_Extracted records_:
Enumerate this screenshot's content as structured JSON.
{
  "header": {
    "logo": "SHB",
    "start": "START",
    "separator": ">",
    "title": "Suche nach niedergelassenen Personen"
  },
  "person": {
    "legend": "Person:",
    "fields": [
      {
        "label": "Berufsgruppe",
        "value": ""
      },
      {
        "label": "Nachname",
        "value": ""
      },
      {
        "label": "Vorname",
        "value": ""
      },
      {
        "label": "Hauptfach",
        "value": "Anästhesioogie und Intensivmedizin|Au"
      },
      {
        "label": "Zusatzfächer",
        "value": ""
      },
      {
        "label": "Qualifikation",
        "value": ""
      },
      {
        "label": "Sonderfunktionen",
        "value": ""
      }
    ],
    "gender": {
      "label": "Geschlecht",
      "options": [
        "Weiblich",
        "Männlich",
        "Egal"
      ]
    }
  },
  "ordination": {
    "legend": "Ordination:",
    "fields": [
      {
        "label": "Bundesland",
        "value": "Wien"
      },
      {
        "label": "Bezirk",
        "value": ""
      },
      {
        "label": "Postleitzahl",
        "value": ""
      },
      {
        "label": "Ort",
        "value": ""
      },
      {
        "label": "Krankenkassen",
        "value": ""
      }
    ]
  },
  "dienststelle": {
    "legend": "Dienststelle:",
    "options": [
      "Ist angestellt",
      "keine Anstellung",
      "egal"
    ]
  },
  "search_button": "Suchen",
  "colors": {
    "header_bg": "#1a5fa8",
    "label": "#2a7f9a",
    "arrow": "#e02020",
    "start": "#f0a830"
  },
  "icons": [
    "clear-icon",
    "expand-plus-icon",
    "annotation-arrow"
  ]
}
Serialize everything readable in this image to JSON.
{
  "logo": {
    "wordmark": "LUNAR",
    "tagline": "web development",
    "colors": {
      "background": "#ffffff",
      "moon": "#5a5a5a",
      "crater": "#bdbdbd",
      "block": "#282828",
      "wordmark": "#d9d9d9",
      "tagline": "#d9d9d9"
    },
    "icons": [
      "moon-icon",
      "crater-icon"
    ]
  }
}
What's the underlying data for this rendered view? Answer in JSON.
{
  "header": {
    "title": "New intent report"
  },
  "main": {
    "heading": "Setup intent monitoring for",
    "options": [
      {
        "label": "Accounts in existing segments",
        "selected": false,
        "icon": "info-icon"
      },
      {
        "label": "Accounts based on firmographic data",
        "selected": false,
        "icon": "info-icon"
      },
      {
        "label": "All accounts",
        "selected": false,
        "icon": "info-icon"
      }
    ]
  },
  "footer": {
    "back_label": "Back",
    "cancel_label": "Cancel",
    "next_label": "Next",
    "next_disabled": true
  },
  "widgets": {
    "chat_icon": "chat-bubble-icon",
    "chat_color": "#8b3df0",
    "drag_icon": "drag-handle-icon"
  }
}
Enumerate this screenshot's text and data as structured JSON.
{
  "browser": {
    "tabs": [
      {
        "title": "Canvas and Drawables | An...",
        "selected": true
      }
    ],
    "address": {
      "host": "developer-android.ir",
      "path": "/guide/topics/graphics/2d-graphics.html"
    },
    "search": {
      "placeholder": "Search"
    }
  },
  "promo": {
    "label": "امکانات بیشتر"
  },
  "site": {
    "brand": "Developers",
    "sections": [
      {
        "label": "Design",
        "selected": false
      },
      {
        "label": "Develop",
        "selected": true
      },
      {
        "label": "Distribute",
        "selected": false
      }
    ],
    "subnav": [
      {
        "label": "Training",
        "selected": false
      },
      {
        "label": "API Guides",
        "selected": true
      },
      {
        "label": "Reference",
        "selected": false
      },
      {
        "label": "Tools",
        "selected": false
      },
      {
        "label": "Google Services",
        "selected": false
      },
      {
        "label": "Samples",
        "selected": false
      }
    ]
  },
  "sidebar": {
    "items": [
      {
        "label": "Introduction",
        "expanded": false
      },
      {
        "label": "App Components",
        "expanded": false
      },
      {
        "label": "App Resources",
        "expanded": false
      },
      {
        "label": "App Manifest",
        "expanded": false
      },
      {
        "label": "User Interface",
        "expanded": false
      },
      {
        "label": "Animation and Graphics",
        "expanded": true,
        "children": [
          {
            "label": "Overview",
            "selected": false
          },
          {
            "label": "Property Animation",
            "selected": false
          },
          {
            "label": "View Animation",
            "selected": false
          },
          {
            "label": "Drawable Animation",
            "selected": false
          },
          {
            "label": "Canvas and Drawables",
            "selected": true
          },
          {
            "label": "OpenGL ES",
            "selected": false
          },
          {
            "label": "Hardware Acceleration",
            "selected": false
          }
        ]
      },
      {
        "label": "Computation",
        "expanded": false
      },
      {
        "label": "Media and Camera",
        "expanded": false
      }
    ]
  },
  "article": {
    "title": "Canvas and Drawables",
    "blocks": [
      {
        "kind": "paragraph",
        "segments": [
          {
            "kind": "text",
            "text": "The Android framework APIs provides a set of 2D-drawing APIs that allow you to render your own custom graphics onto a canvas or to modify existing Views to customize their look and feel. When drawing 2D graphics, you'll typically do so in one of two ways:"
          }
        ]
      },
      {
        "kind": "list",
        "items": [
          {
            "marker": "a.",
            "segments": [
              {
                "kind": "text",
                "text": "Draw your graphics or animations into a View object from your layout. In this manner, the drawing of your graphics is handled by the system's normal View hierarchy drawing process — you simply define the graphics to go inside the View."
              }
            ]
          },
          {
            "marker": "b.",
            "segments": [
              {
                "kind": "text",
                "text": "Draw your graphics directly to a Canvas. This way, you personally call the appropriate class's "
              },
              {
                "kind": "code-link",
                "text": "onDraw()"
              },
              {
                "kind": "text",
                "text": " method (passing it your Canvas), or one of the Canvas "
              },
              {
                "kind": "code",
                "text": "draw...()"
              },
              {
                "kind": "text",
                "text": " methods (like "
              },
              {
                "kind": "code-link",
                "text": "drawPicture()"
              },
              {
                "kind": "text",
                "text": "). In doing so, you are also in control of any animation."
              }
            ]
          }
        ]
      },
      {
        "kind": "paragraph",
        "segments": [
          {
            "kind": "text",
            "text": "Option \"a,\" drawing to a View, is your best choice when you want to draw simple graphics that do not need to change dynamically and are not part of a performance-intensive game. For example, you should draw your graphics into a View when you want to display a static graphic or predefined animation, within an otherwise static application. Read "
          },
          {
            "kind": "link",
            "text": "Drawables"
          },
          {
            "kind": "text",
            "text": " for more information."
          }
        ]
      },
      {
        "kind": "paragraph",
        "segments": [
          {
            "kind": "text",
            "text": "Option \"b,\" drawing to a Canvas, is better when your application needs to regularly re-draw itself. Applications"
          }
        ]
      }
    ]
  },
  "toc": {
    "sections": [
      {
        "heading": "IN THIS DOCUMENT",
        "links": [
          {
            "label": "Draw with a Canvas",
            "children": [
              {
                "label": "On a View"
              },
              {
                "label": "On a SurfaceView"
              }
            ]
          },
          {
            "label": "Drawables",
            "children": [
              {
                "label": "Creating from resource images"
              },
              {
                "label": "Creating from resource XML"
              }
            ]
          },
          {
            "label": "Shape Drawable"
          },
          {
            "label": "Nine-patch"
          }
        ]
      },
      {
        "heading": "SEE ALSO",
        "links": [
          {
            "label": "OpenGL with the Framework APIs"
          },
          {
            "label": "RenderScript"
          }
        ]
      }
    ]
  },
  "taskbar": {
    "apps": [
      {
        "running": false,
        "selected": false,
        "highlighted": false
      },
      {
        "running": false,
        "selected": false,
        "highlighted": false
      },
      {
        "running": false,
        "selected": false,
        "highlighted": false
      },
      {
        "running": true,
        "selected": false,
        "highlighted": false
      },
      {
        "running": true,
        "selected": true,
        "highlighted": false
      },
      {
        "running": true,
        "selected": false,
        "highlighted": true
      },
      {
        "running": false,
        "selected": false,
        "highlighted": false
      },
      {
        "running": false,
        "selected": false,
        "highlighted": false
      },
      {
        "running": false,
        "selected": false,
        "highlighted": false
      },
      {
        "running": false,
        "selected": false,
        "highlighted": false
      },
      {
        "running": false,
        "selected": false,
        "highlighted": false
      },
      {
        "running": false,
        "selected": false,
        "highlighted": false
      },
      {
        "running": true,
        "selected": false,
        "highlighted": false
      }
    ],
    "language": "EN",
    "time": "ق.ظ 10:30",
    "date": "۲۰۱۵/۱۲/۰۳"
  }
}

_Exercise_:
Pick out every line of the listing containing the word "Enumerate", and show those lines.

_Response for this exercise_:
Enumerate this screenshot's content as structured JSON.
Enumerate this screenshot's text and data as structured JSON.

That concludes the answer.